[DESCRIPTION OF THE TASK]
Pull every line of the entries that has the word "nodes".

■ ■ ■

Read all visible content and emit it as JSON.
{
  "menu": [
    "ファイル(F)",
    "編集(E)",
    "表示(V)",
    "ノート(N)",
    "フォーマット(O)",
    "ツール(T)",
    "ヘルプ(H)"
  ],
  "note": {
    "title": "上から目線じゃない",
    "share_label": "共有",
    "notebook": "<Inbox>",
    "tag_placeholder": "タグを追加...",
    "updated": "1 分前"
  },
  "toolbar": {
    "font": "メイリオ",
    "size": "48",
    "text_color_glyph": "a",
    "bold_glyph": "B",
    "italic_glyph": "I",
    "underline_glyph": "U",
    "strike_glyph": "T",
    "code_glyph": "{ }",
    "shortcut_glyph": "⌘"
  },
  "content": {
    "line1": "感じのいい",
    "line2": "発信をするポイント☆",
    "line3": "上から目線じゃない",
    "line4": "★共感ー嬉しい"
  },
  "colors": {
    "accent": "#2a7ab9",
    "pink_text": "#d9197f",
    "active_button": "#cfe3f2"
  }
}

■ ■ ■

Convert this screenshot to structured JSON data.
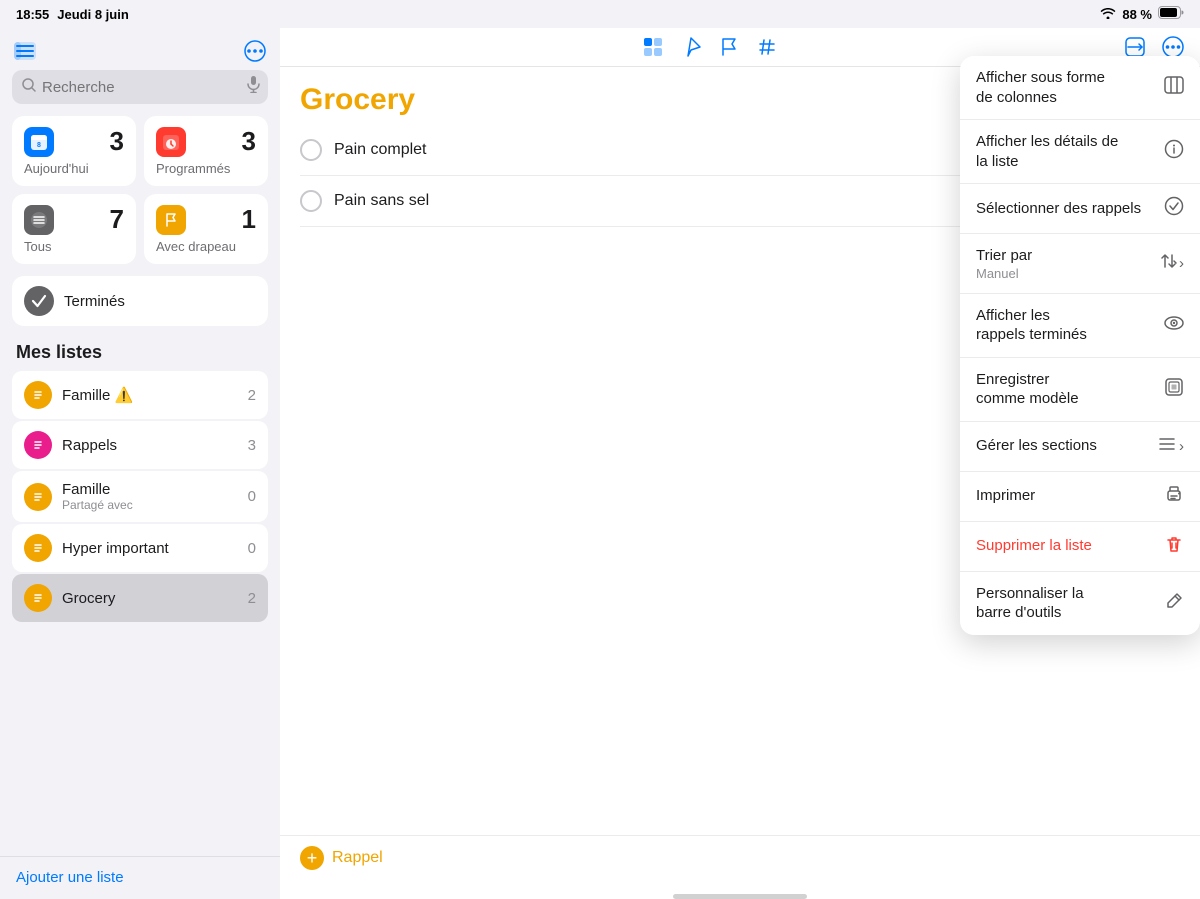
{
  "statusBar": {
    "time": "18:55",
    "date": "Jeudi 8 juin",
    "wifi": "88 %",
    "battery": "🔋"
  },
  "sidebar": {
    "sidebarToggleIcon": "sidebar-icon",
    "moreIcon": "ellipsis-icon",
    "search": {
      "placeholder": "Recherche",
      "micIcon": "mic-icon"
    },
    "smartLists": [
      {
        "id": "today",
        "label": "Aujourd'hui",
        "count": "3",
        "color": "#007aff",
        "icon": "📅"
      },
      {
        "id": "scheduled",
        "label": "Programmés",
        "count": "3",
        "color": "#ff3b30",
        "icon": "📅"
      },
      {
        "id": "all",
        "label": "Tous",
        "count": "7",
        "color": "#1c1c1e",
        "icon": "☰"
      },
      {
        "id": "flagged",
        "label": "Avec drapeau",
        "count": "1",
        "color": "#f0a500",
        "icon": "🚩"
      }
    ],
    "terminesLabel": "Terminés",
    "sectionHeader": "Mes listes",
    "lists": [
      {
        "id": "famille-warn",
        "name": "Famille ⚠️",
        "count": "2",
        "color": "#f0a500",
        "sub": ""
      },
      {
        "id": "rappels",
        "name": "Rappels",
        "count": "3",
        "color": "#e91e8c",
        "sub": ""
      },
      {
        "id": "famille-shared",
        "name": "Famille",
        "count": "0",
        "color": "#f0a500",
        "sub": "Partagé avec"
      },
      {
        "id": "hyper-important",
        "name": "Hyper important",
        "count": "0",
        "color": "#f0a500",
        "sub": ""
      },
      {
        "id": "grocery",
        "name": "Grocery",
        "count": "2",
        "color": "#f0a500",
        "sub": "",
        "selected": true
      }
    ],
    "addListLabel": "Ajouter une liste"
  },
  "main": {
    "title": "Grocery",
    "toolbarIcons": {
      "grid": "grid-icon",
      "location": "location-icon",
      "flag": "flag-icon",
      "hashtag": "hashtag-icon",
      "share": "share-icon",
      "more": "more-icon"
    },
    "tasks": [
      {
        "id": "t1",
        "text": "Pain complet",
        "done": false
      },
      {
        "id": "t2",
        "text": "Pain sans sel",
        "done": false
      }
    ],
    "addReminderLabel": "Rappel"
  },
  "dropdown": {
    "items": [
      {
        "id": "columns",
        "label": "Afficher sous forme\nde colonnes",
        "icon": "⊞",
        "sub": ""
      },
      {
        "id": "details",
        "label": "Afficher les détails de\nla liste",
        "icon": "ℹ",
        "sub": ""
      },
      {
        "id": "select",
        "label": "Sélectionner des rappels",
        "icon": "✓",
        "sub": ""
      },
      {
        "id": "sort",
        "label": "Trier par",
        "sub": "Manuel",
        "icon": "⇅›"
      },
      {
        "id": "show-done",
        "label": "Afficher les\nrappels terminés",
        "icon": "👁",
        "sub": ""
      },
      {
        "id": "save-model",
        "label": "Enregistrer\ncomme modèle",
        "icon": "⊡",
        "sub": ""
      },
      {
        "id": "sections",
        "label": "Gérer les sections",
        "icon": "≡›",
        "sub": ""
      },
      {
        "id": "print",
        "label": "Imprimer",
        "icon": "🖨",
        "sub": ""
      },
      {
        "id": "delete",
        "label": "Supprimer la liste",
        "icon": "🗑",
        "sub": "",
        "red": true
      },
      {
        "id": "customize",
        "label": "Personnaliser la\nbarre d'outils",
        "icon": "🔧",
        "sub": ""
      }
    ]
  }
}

■ ■ ■

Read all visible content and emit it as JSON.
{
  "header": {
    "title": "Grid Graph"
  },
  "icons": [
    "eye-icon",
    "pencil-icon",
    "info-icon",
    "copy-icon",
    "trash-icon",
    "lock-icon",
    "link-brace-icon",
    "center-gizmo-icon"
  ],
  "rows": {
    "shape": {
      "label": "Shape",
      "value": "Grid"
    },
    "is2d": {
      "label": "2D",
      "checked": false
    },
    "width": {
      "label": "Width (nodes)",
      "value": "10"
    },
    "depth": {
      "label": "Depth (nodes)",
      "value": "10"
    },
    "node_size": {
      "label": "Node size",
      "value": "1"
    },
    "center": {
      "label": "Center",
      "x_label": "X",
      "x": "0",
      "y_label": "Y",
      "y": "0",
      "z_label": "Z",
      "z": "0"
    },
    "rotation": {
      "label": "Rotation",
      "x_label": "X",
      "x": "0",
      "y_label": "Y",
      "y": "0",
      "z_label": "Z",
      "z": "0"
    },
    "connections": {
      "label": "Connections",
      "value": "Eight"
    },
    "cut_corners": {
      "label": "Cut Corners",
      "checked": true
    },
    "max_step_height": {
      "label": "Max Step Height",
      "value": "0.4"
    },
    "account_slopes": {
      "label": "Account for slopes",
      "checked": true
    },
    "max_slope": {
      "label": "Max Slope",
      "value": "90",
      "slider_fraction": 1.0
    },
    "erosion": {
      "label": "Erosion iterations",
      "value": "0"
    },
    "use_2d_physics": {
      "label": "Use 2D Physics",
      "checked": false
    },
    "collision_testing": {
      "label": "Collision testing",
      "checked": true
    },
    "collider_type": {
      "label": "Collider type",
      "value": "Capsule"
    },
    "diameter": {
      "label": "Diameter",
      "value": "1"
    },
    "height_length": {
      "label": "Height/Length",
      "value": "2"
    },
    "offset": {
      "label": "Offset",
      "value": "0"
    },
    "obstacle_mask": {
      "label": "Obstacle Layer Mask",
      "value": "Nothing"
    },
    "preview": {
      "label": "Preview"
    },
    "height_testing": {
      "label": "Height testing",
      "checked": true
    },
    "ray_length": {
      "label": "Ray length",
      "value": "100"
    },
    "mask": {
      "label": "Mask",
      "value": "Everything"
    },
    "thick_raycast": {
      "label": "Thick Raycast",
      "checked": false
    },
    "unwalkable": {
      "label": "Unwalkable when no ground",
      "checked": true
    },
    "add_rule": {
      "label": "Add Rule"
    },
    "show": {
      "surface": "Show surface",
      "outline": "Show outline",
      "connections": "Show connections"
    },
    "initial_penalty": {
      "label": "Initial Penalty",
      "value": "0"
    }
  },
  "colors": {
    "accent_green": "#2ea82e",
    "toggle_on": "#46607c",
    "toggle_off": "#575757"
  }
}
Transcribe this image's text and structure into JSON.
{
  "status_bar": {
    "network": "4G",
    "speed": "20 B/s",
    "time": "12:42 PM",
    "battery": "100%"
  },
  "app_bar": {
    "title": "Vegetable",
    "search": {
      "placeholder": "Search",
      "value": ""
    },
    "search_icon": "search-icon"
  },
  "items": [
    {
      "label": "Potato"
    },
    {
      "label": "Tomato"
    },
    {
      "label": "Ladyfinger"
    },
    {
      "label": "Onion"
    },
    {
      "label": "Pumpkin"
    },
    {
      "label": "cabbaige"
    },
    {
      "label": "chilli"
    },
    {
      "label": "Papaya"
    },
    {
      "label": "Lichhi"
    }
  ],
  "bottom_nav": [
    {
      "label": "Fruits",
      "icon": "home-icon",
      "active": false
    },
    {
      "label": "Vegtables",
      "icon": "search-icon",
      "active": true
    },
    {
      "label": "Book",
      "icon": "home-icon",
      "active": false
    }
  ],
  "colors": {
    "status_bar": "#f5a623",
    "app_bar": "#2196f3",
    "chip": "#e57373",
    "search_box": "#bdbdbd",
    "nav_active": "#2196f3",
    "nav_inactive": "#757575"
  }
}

■ ■ ■

[RIGHT ANSWER]
      "label": "Width (nodes)",
      "label": "Depth (nodes)",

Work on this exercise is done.